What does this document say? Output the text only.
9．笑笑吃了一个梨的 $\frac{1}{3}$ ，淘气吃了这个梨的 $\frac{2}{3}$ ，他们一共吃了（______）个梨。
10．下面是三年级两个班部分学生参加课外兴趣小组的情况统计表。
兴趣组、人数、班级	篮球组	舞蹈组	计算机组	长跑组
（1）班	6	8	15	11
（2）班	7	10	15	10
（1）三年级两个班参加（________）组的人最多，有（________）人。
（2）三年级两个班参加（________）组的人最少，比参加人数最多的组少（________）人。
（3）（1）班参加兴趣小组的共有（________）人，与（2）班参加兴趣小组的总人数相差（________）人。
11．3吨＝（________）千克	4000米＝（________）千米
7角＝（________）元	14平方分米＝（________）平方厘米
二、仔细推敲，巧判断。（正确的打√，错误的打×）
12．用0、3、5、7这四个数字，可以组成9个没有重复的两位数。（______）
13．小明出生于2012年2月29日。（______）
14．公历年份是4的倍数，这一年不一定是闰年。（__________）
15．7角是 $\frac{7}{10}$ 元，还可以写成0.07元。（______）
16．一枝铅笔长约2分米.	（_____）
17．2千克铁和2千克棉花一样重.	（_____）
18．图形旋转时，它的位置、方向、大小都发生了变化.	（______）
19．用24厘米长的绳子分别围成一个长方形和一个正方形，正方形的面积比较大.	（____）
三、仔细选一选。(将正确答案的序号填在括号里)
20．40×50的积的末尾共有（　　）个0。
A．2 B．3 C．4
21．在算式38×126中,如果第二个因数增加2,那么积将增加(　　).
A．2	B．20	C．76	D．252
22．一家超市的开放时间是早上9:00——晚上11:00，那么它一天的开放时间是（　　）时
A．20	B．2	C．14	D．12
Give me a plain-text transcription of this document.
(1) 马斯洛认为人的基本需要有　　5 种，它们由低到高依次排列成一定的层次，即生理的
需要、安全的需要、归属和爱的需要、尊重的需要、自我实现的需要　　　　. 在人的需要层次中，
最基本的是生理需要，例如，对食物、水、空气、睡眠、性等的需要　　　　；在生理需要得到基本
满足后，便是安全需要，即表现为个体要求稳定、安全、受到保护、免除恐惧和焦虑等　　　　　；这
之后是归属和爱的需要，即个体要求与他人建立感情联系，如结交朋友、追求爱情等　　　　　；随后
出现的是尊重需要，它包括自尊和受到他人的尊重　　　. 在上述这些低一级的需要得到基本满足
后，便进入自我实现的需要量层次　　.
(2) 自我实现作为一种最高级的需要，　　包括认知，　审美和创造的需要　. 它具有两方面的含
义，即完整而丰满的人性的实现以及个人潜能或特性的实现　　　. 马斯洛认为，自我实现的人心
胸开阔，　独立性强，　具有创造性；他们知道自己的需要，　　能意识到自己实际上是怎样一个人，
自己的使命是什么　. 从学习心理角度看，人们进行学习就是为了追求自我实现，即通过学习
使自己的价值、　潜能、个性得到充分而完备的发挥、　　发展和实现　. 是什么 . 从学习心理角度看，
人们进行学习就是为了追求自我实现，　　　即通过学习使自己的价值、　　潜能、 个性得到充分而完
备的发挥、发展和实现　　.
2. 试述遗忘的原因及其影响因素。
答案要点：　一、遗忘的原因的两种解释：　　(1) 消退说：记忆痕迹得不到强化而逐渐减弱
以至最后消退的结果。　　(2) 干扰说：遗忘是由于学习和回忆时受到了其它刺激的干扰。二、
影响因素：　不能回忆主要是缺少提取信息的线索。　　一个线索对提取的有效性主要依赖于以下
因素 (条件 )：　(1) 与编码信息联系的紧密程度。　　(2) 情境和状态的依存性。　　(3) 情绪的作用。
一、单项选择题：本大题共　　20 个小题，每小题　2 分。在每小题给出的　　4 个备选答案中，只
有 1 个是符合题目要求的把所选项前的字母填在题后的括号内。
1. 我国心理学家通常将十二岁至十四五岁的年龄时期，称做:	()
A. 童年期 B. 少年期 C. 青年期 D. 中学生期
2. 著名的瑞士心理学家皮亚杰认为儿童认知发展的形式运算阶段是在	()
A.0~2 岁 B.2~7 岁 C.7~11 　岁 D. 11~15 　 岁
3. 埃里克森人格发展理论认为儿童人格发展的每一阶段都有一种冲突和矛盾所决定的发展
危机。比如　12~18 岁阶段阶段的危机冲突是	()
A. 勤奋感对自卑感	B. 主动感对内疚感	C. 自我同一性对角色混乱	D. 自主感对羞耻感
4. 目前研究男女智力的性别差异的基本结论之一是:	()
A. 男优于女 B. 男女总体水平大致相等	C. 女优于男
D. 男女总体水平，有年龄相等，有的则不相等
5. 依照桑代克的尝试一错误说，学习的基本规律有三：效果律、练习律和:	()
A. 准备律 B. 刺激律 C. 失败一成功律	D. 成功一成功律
■ ■ ■ ■ ■ ■ ■
* Stated problem *
Would you write down every record again, exactly?

* Written response *
What does this document say? Output the text only.
9．笑笑吃了一个梨的 $\frac{1}{3}$ ，淘气吃了这个梨的 $\frac{2}{3}$ ，他们一共吃了（______）个梨。
10．下面是三年级两个班部分学生参加课外兴趣小组的情况统计表。
兴趣组、人数、班级	篮球组	舞蹈组	计算机组	长跑组
（1）班	6	8	15	11
（2）班	7	10	15	10
（1）三年级两个班参加（________）组的人最多，有（________）人。
（2）三年级两个班参加（________）组的人最少，比参加人数最多的组少（________）人。
（3）（1）班参加兴趣小组的共有（________）人，与（2）班参加兴趣小组的总人数相差（________）人。
11．3吨＝（________）千克	4000米＝（________）千米
7角＝（________）元	14平方分米＝（________）平方厘米
二、仔细推敲，巧判断。（正确的打√，错误的打×）
12．用0、3、5、7这四个数字，可以组成9个没有重复的两位数。（______）
13．小明出生于2012年2月29日。（______）
14．公历年份是4的倍数，这一年不一定是闰年。（__________）
15．7角是 $\frac{7}{10}$ 元，还可以写成0.07元。（______）
16．一枝铅笔长约2分米.	（_____）
17．2千克铁和2千克棉花一样重.	（_____）
18．图形旋转时，它的位置、方向、大小都发生了变化.	（______）
19．用24厘米长的绳子分别围成一个长方形和一个正方形，正方形的面积比较大.	（____）
三、仔细选一选。(将正确答案的序号填在括号里)
20．40×50的积的末尾共有（　　）个0。
A．2 B．3 C．4
21．在算式38×126中,如果第二个因数增加2,那么积将增加(　　).
A．2	B．20	C．76	D．252
22．一家超市的开放时间是早上9:00——晚上11:00，那么它一天的开放时间是（　　）时
A．20	B．2	C．14	D．12
Give me a plain-text transcription of this document.
(1) 马斯洛认为人的基本需要有　　5 种，它们由低到高依次排列成一定的层次，即生理的
需要、安全的需要、归属和爱的需要、尊重的需要、自我实现的需要　　　　. 在人的需要层次中，
最基本的是生理需要，例如，对食物、水、空气、睡眠、性等的需要　　　　；在生理需要得到基本
满足后，便是安全需要，即表现为个体要求稳定、安全、受到保护、免除恐惧和焦虑等　　　　　；这
之后是归属和爱的需要，即个体要求与他人建立感情联系，如结交朋友、追求爱情等　　　　　；随后
出现的是尊重需要，它包括自尊和受到他人的尊重　　　. 在上述这些低一级的需要得到基本满足
后，便进入自我实现的需要量层次　　.
(2) 自我实现作为一种最高级的需要，　　包括认知，　审美和创造的需要　. 它具有两方面的含
义，即完整而丰满的人性的实现以及个人潜能或特性的实现　　　. 马斯洛认为，自我实现的人心
胸开阔，　独立性强，　具有创造性；他们知道自己的需要，　　能意识到自己实际上是怎样一个人，
自己的使命是什么　. 从学习心理角度看，人们进行学习就是为了追求自我实现，即通过学习
使自己的价值、　潜能、个性得到充分而完备的发挥、　　发展和实现　. 是什么 . 从学习心理角度看，
人们进行学习就是为了追求自我实现，　　　即通过学习使自己的价值、　　潜能、 个性得到充分而完
备的发挥、发展和实现　　.
2. 试述遗忘的原因及其影响因素。
答案要点：　一、遗忘的原因的两种解释：　　(1) 消退说：记忆痕迹得不到强化而逐渐减弱
以至最后消退的结果。　　(2) 干扰说：遗忘是由于学习和回忆时受到了其它刺激的干扰。二、
影响因素：　不能回忆主要是缺少提取信息的线索。　　一个线索对提取的有效性主要依赖于以下
因素 (条件 )：　(1) 与编码信息联系的紧密程度。　　(2) 情境和状态的依存性。　　(3) 情绪的作用。
一、单项选择题：本大题共　　20 个小题，每小题　2 分。在每小题给出的　　4 个备选答案中，只
有 1 个是符合题目要求的把所选项前的字母填在题后的括号内。
1. 我国心理学家通常将十二岁至十四五岁的年龄时期，称做:	()
A. 童年期 B. 少年期 C. 青年期 D. 中学生期
2. 著名的瑞士心理学家皮亚杰认为儿童认知发展的形式运算阶段是在	()
A.0~2 岁 B.2~7 岁 C.7~11 　岁 D. 11~15 　 岁
3. 埃里克森人格发展理论认为儿童人格发展的每一阶段都有一种冲突和矛盾所决定的发展
危机。比如　12~18 岁阶段阶段的危机冲突是	()
A. 勤奋感对自卑感	B. 主动感对内疚感	C. 自我同一性对角色混乱	D. 自主感对羞耻感
4. 目前研究男女智力的性别差异的基本结论之一是:	()
A. 男优于女 B. 男女总体水平大致相等	C. 女优于男
D. 男女总体水平，有年龄相等，有的则不相等
5. 依照桑代克的尝试一错误说，学习的基本规律有三：效果律、练习律和:	()
A. 准备律 B. 刺激律 C. 失败一成功律	D. 成功一成功律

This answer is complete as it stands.